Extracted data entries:

=-=-=

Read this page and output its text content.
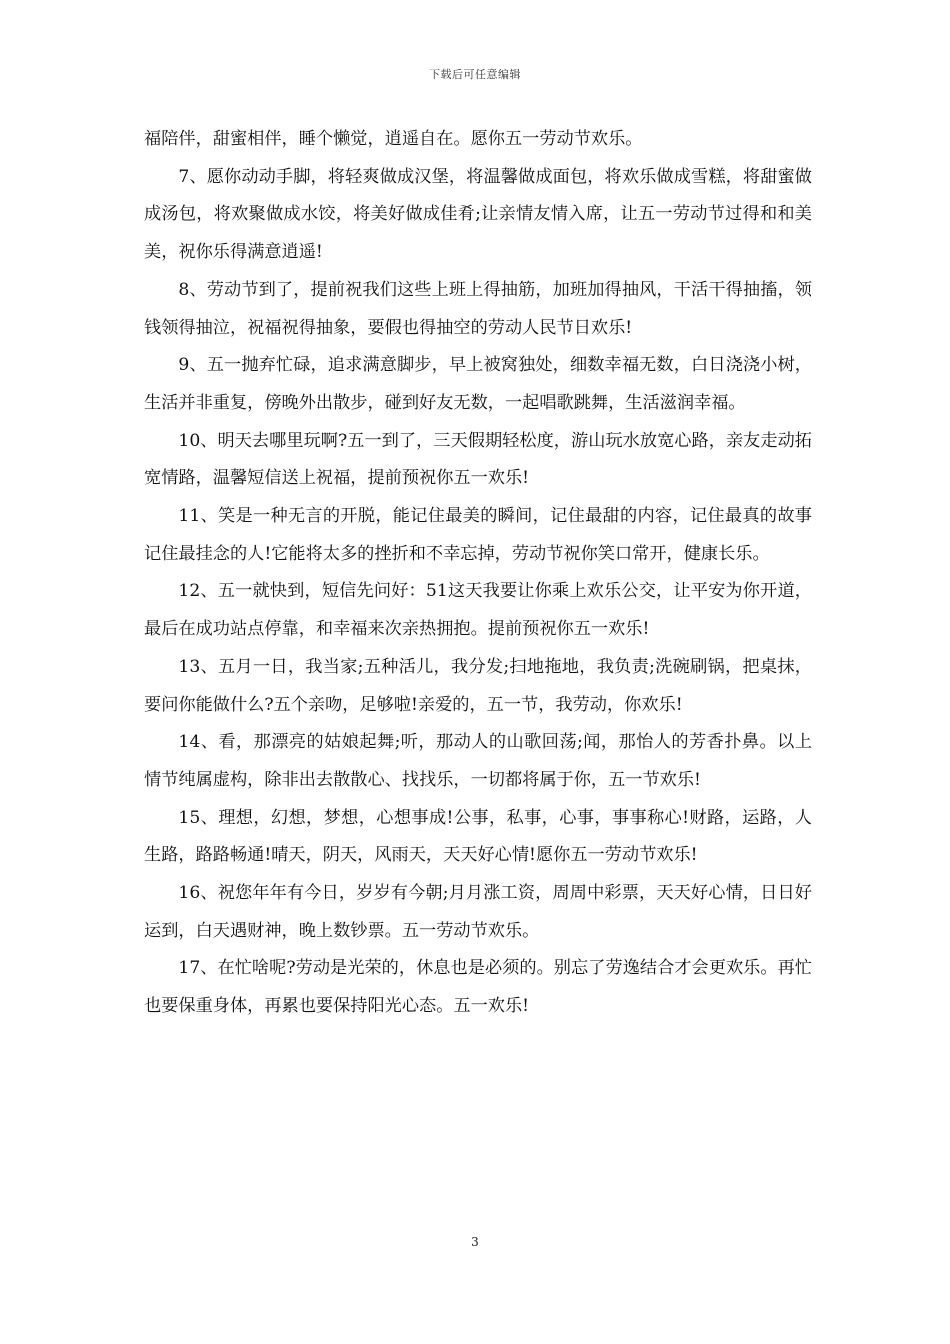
下载后可任意编辑

福陪伴，甜蜜相伴，睡个懒觉，逍遥自在。愿你五一劳动节欢乐。

7、愿你动动手脚，将轻爽做成汉堡，将温馨做成面包，将欢乐做成雪糕，将甜蜜做成汤包，将欢聚做成水饺，将美好做成佳肴;让亲情友情入席，让五一劳动节过得和和美美，祝你乐得满意逍遥!

8、劳动节到了，提前祝我们这些上班上得抽筋，加班加得抽风，干活干得抽搐，领钱领得抽泣，祝福祝得抽象，要假也得抽空的劳动人民节日欢乐!

9、五一抛弃忙碌，追求满意脚步，早上被窝独处，细数幸福无数，白日浇浇小树，生活并非重复，傍晚外出散步，碰到好友无数，一起唱歌跳舞，生活滋润幸福。

10、明天去哪里玩啊?五一到了，三天假期轻松度，游山玩水放宽心路，亲友走动拓宽情路，温馨短信送上祝福，提前预祝你五一欢乐!

11、笑是一种无言的开脱，能记住最美的瞬间，记住最甜的内容，记住最真的故事记住最挂念的人!它能将太多的挫折和不幸忘掉，劳动节祝你笑口常开，健康长乐。

12、五一就快到，短信先问好：51这天我要让你乘上欢乐公交，让平安为你开道，最后在成功站点停靠，和幸福来次亲热拥抱。提前预祝你五一欢乐!

13、五月一日，我当家;五种活儿，我分发;扫地拖地，我负责;洗碗刷锅，把桌抹，要问你能做什么?五个亲吻，足够啦!亲爱的，五一节，我劳动，你欢乐!

14、看，那漂亮的姑娘起舞;听，那动人的山歌回荡;闻，那怡人的芳香扑鼻。以上情节纯属虚构，除非出去散散心、找找乐，一切都将属于你，五一节欢乐!

15、理想，幻想，梦想，心想事成!公事，私事，心事，事事称心!财路，运路，人生路，路路畅通!晴天，阴天，风雨天，天天好心情!愿你五一劳动节欢乐!

16、祝您年年有今日，岁岁有今朝;月月涨工资，周周中彩票，天天好心情，日日好运到，白天遇财神，晚上数钞票。五一劳动节欢乐。

17、在忙啥呢?劳动是光荣的，休息也是必须的。别忘了劳逸结合才会更欢乐。再忙也要保重身体，再累也要保持阳光心态。五一欢乐!

3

=-=-=

→ EXERCISE OBJECTIVE: Verbatim reproduction of every record is required; images are left out.

→ TASK RESPONSE:
Read this page and output its text content.
下载后可任意编辑

福陪伴，甜蜜相伴，睡个懒觉，逍遥自在。愿你五一劳动节欢乐。

7、愿你动动手脚，将轻爽做成汉堡，将温馨做成面包，将欢乐做成雪糕，将甜蜜做成汤包，将欢聚做成水饺，将美好做成佳肴;让亲情友情入席，让五一劳动节过得和和美美，祝你乐得满意逍遥!

8、劳动节到了，提前祝我们这些上班上得抽筋，加班加得抽风，干活干得抽搐，领钱领得抽泣，祝福祝得抽象，要假也得抽空的劳动人民节日欢乐!

9、五一抛弃忙碌，追求满意脚步，早上被窝独处，细数幸福无数，白日浇浇小树，生活并非重复，傍晚外出散步，碰到好友无数，一起唱歌跳舞，生活滋润幸福。

10、明天去哪里玩啊?五一到了，三天假期轻松度，游山玩水放宽心路，亲友走动拓宽情路，温馨短信送上祝福，提前预祝你五一欢乐!

11、笑是一种无言的开脱，能记住最美的瞬间，记住最甜的内容，记住最真的故事记住最挂念的人!它能将太多的挫折和不幸忘掉，劳动节祝你笑口常开，健康长乐。

12、五一就快到，短信先问好：51这天我要让你乘上欢乐公交，让平安为你开道，最后在成功站点停靠，和幸福来次亲热拥抱。提前预祝你五一欢乐!

13、五月一日，我当家;五种活儿，我分发;扫地拖地，我负责;洗碗刷锅，把桌抹，要问你能做什么?五个亲吻，足够啦!亲爱的，五一节，我劳动，你欢乐!

14、看，那漂亮的姑娘起舞;听，那动人的山歌回荡;闻，那怡人的芳香扑鼻。以上情节纯属虚构，除非出去散散心、找找乐，一切都将属于你，五一节欢乐!

15、理想，幻想，梦想，心想事成!公事，私事，心事，事事称心!财路，运路，人生路，路路畅通!晴天，阴天，风雨天，天天好心情!愿你五一劳动节欢乐!

16、祝您年年有今日，岁岁有今朝;月月涨工资，周周中彩票，天天好心情，日日好运到，白天遇财神，晚上数钞票。五一劳动节欢乐。

17、在忙啥呢?劳动是光荣的，休息也是必须的。别忘了劳逸结合才会更欢乐。再忙也要保重身体，再累也要保持阳光心态。五一欢乐!

3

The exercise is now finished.